Brief: Find each line with "quelle" and copy it.

Input rows:
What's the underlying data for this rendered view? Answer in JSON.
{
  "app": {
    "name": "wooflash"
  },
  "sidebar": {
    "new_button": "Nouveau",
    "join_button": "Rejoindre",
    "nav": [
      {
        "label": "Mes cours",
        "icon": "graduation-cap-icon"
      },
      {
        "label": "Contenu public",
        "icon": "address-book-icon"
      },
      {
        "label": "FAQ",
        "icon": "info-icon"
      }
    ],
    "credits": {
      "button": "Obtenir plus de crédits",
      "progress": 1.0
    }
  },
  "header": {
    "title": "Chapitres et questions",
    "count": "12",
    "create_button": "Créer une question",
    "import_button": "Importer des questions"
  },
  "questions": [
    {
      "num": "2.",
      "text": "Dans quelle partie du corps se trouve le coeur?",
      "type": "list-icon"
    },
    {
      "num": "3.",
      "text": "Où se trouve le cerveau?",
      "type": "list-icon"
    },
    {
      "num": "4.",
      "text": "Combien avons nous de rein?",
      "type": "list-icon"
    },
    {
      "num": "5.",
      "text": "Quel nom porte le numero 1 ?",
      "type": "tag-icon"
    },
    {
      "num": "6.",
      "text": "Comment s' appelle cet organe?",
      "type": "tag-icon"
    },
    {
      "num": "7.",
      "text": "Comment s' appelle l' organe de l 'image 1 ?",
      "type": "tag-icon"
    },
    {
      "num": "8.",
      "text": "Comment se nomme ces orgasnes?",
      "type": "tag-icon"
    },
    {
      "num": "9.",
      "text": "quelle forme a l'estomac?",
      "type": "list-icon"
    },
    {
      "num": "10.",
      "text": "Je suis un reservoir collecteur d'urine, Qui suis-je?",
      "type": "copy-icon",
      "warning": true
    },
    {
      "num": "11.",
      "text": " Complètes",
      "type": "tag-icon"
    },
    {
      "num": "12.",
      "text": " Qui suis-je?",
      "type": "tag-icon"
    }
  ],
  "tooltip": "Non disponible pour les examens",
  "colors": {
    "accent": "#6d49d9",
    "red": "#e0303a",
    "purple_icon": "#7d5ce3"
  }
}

Written answer:
      "text": "Dans quelle partie du corps se trouve le coeur?",
      "text": "quelle forme a l'estomac?",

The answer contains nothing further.